Records from a data collection

»»

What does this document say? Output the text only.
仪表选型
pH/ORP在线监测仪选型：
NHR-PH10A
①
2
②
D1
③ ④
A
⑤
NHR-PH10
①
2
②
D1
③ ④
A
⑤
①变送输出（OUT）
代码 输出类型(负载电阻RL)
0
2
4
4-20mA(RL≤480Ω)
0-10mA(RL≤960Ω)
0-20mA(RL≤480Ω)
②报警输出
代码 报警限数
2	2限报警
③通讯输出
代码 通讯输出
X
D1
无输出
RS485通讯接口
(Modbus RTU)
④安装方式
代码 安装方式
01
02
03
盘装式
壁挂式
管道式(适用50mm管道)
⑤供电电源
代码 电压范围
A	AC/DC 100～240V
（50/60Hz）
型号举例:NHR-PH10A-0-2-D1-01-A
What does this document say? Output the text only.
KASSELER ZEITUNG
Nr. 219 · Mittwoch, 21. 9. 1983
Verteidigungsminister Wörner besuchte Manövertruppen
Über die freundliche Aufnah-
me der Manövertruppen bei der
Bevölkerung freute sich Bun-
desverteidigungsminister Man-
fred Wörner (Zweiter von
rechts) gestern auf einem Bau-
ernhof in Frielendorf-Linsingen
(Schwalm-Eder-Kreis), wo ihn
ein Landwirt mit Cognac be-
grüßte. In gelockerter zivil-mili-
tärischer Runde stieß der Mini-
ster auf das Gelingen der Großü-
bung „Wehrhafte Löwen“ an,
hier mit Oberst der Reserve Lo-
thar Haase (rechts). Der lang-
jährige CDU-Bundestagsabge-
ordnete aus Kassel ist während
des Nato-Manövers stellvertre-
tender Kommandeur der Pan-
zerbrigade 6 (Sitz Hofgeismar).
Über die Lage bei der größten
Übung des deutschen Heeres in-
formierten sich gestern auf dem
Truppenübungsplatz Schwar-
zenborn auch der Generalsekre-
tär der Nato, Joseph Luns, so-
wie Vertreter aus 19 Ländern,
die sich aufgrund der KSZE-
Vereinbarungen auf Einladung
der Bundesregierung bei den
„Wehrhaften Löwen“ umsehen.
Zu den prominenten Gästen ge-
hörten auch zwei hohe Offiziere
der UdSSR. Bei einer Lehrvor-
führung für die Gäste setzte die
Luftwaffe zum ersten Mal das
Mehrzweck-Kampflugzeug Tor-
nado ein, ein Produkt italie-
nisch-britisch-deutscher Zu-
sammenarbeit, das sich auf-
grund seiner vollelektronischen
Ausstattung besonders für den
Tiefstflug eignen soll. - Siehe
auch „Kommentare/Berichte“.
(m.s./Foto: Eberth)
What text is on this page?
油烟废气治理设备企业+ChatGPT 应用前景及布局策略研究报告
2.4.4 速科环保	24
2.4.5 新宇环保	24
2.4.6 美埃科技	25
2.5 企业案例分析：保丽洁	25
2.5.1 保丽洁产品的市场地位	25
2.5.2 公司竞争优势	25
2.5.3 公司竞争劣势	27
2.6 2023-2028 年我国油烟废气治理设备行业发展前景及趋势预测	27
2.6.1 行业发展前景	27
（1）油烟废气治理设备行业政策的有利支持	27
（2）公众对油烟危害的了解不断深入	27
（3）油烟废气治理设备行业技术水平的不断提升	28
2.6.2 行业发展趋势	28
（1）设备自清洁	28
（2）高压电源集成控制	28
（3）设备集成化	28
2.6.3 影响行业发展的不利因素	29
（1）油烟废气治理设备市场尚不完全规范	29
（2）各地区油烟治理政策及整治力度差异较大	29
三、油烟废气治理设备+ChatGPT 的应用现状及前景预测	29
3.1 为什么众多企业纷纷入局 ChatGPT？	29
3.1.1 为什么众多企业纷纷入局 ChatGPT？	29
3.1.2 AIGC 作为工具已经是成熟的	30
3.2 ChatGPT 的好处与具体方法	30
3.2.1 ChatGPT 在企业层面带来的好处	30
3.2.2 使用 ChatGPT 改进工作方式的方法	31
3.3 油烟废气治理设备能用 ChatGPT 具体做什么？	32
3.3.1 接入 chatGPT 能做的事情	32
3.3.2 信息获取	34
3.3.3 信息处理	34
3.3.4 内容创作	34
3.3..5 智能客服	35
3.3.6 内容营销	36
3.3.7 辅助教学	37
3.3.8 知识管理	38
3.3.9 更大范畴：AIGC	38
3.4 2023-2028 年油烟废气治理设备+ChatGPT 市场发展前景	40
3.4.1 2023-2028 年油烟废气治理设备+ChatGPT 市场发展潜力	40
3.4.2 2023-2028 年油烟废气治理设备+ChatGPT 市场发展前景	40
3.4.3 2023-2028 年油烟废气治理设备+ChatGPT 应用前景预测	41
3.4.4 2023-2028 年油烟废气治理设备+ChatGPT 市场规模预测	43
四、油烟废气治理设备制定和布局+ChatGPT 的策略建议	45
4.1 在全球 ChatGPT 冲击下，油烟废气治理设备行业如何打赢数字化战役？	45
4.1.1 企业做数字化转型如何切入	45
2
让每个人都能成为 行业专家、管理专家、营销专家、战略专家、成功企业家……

««

**WHAT YOU NEED TO DO**
Reproduce each record exactly as it appears.

**RIGHT ANSWER**
What does this document say? Output the text only.
仪表选型
pH/ORP在线监测仪选型：
NHR-PH10A
①
2
②
D1
③ ④
A
⑤
NHR-PH10
①
2
②
D1
③ ④
A
⑤
①变送输出（OUT）
代码 输出类型(负载电阻RL)
0
2
4
4-20mA(RL≤480Ω)
0-10mA(RL≤960Ω)
0-20mA(RL≤480Ω)
②报警输出
代码 报警限数
2	2限报警
③通讯输出
代码 通讯输出
X
D1
无输出
RS485通讯接口
(Modbus RTU)
④安装方式
代码 安装方式
01
02
03
盘装式
壁挂式
管道式(适用50mm管道)
⑤供电电源
代码 电压范围
A	AC/DC 100～240V
（50/60Hz）
型号举例:NHR-PH10A-0-2-D1-01-A
What does this document say? Output the text only.
KASSELER ZEITUNG
Nr. 219 · Mittwoch, 21. 9. 1983
Verteidigungsminister Wörner besuchte Manövertruppen
Über die freundliche Aufnah-
me der Manövertruppen bei der
Bevölkerung freute sich Bun-
desverteidigungsminister Man-
fred Wörner (Zweiter von
rechts) gestern auf einem Bau-
ernhof in Frielendorf-Linsingen
(Schwalm-Eder-Kreis), wo ihn
ein Landwirt mit Cognac be-
grüßte. In gelockerter zivil-mili-
tärischer Runde stieß der Mini-
ster auf das Gelingen der Großü-
bung „Wehrhafte Löwen“ an,
hier mit Oberst der Reserve Lo-
thar Haase (rechts). Der lang-
jährige CDU-Bundestagsabge-
ordnete aus Kassel ist während
des Nato-Manövers stellvertre-
tender Kommandeur der Pan-
zerbrigade 6 (Sitz Hofgeismar).
Über die Lage bei der größten
Übung des deutschen Heeres in-
formierten sich gestern auf dem
Truppenübungsplatz Schwar-
zenborn auch der Generalsekre-
tär der Nato, Joseph Luns, so-
wie Vertreter aus 19 Ländern,
die sich aufgrund der KSZE-
Vereinbarungen auf Einladung
der Bundesregierung bei den
„Wehrhaften Löwen“ umsehen.
Zu den prominenten Gästen ge-
hörten auch zwei hohe Offiziere
der UdSSR. Bei einer Lehrvor-
führung für die Gäste setzte die
Luftwaffe zum ersten Mal das
Mehrzweck-Kampflugzeug Tor-
nado ein, ein Produkt italie-
nisch-britisch-deutscher Zu-
sammenarbeit, das sich auf-
grund seiner vollelektronischen
Ausstattung besonders für den
Tiefstflug eignen soll. - Siehe
auch „Kommentare/Berichte“.
(m.s./Foto: Eberth)
What text is on this page?
油烟废气治理设备企业+ChatGPT 应用前景及布局策略研究报告
2.4.4 速科环保	24
2.4.5 新宇环保	24
2.4.6 美埃科技	25
2.5 企业案例分析：保丽洁	25
2.5.1 保丽洁产品的市场地位	25
2.5.2 公司竞争优势	25
2.5.3 公司竞争劣势	27
2.6 2023-2028 年我国油烟废气治理设备行业发展前景及趋势预测	27
2.6.1 行业发展前景	27
（1）油烟废气治理设备行业政策的有利支持	27
（2）公众对油烟危害的了解不断深入	27
（3）油烟废气治理设备行业技术水平的不断提升	28
2.6.2 行业发展趋势	28
（1）设备自清洁	28
（2）高压电源集成控制	28
（3）设备集成化	28
2.6.3 影响行业发展的不利因素	29
（1）油烟废气治理设备市场尚不完全规范	29
（2）各地区油烟治理政策及整治力度差异较大	29
三、油烟废气治理设备+ChatGPT 的应用现状及前景预测	29
3.1 为什么众多企业纷纷入局 ChatGPT？	29
3.1.1 为什么众多企业纷纷入局 ChatGPT？	29
3.1.2 AIGC 作为工具已经是成熟的	30
3.2 ChatGPT 的好处与具体方法	30
3.2.1 ChatGPT 在企业层面带来的好处	30
3.2.2 使用 ChatGPT 改进工作方式的方法	31
3.3 油烟废气治理设备能用 ChatGPT 具体做什么？	32
3.3.1 接入 chatGPT 能做的事情	32
3.3.2 信息获取	34
3.3.3 信息处理	34
3.3.4 内容创作	34
3.3..5 智能客服	35
3.3.6 内容营销	36
3.3.7 辅助教学	37
3.3.8 知识管理	38
3.3.9 更大范畴：AIGC	38
3.4 2023-2028 年油烟废气治理设备+ChatGPT 市场发展前景	40
3.4.1 2023-2028 年油烟废气治理设备+ChatGPT 市场发展潜力	40
3.4.2 2023-2028 年油烟废气治理设备+ChatGPT 市场发展前景	40
3.4.3 2023-2028 年油烟废气治理设备+ChatGPT 应用前景预测	41
3.4.4 2023-2028 年油烟废气治理设备+ChatGPT 市场规模预测	43
四、油烟废气治理设备制定和布局+ChatGPT 的策略建议	45
4.1 在全球 ChatGPT 冲击下，油烟废气治理设备行业如何打赢数字化战役？	45
4.1.1 企业做数字化转型如何切入	45
2
让每个人都能成为 行业专家、管理专家、营销专家、战略专家、成功企业家……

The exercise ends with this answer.